• Record excerpts:
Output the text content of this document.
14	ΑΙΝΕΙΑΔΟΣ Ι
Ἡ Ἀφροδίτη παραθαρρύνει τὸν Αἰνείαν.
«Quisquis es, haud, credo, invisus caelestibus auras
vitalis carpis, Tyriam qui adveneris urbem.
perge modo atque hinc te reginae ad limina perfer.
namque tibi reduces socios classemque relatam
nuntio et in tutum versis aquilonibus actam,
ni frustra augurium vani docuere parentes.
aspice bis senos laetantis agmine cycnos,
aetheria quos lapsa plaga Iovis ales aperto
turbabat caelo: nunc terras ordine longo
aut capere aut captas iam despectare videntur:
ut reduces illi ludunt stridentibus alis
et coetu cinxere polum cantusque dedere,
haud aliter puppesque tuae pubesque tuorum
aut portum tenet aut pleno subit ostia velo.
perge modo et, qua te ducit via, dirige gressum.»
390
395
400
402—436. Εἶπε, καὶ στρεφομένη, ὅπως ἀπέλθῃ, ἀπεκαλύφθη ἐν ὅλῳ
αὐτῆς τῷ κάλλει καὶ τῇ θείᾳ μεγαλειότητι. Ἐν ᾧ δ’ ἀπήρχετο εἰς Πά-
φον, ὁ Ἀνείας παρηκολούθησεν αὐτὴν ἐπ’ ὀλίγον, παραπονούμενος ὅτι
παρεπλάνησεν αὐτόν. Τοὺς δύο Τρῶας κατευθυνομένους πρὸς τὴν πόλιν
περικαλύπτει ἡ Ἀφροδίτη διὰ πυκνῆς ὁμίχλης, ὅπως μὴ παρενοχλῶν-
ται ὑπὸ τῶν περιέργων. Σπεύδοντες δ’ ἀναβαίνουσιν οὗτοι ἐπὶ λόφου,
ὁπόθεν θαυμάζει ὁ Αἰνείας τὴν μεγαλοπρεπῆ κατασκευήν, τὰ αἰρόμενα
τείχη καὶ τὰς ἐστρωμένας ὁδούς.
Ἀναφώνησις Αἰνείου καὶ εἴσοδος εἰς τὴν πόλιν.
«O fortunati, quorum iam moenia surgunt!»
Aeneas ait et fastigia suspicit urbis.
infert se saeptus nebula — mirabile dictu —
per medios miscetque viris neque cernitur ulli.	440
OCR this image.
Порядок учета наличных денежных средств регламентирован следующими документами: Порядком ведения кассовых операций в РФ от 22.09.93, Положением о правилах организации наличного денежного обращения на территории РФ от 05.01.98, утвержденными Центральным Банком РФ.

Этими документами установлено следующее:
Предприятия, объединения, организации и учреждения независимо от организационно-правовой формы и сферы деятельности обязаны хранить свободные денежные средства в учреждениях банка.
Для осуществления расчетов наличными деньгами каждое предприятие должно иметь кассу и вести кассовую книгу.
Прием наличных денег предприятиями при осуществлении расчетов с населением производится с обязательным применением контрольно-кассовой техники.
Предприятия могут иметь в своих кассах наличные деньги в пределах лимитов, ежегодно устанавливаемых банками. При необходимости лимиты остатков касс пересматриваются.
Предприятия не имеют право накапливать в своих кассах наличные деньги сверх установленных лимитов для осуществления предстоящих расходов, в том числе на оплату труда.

• Exercise aim: Repeat every record, exactly as written.

• Finished exercise:
Output the text content of this document.
14	ΑΙΝΕΙΑΔΟΣ Ι
Ἡ Ἀφροδίτη παραθαρρύνει τὸν Αἰνείαν.
«Quisquis es, haud, credo, invisus caelestibus auras
vitalis carpis, Tyriam qui adveneris urbem.
perge modo atque hinc te reginae ad limina perfer.
namque tibi reduces socios classemque relatam
nuntio et in tutum versis aquilonibus actam,
ni frustra augurium vani docuere parentes.
aspice bis senos laetantis agmine cycnos,
aetheria quos lapsa plaga Iovis ales aperto
turbabat caelo: nunc terras ordine longo
aut capere aut captas iam despectare videntur:
ut reduces illi ludunt stridentibus alis
et coetu cinxere polum cantusque dedere,
haud aliter puppesque tuae pubesque tuorum
aut portum tenet aut pleno subit ostia velo.
perge modo et, qua te ducit via, dirige gressum.»
390
395
400
402—436. Εἶπε, καὶ στρεφομένη, ὅπως ἀπέλθῃ, ἀπεκαλύφθη ἐν ὅλῳ
αὐτῆς τῷ κάλλει καὶ τῇ θείᾳ μεγαλειότητι. Ἐν ᾧ δ’ ἀπήρχετο εἰς Πά-
φον, ὁ Ἀνείας παρηκολούθησεν αὐτὴν ἐπ’ ὀλίγον, παραπονούμενος ὅτι
παρεπλάνησεν αὐτόν. Τοὺς δύο Τρῶας κατευθυνομένους πρὸς τὴν πόλιν
περικαλύπτει ἡ Ἀφροδίτη διὰ πυκνῆς ὁμίχλης, ὅπως μὴ παρενοχλῶν-
ται ὑπὸ τῶν περιέργων. Σπεύδοντες δ’ ἀναβαίνουσιν οὗτοι ἐπὶ λόφου,
ὁπόθεν θαυμάζει ὁ Αἰνείας τὴν μεγαλοπρεπῆ κατασκευήν, τὰ αἰρόμενα
τείχη καὶ τὰς ἐστρωμένας ὁδούς.
Ἀναφώνησις Αἰνείου καὶ εἴσοδος εἰς τὴν πόλιν.
«O fortunati, quorum iam moenia surgunt!»
Aeneas ait et fastigia suspicit urbis.
infert se saeptus nebula — mirabile dictu —
per medios miscetque viris neque cernitur ulli.	440
OCR this image.
Порядок учета наличных денежных средств регламентирован следующими документами: Порядком ведения кассовых операций в РФ от 22.09.93, Положением о правилах организации наличного денежного обращения на территории РФ от 05.01.98, утвержденными Центральным Банком РФ.

Этими документами установлено следующее:
Предприятия, объединения, организации и учреждения независимо от организационно-правовой формы и сферы деятельности обязаны хранить свободные денежные средства в учреждениях банка.
Для осуществления расчетов наличными деньгами каждое предприятие должно иметь кассу и вести кассовую книгу.
Прием наличных денег предприятиями при осуществлении расчетов с населением производится с обязательным применением контрольно-кассовой техники.
Предприятия могут иметь в своих кассах наличные деньги в пределах лимитов, ежегодно устанавливаемых банками. При необходимости лимиты остатков касс пересматриваются.
Предприятия не имеют право накапливать в своих кассах наличные деньги сверх установленных лимитов для осуществления предстоящих расходов, в том числе на оплату труда.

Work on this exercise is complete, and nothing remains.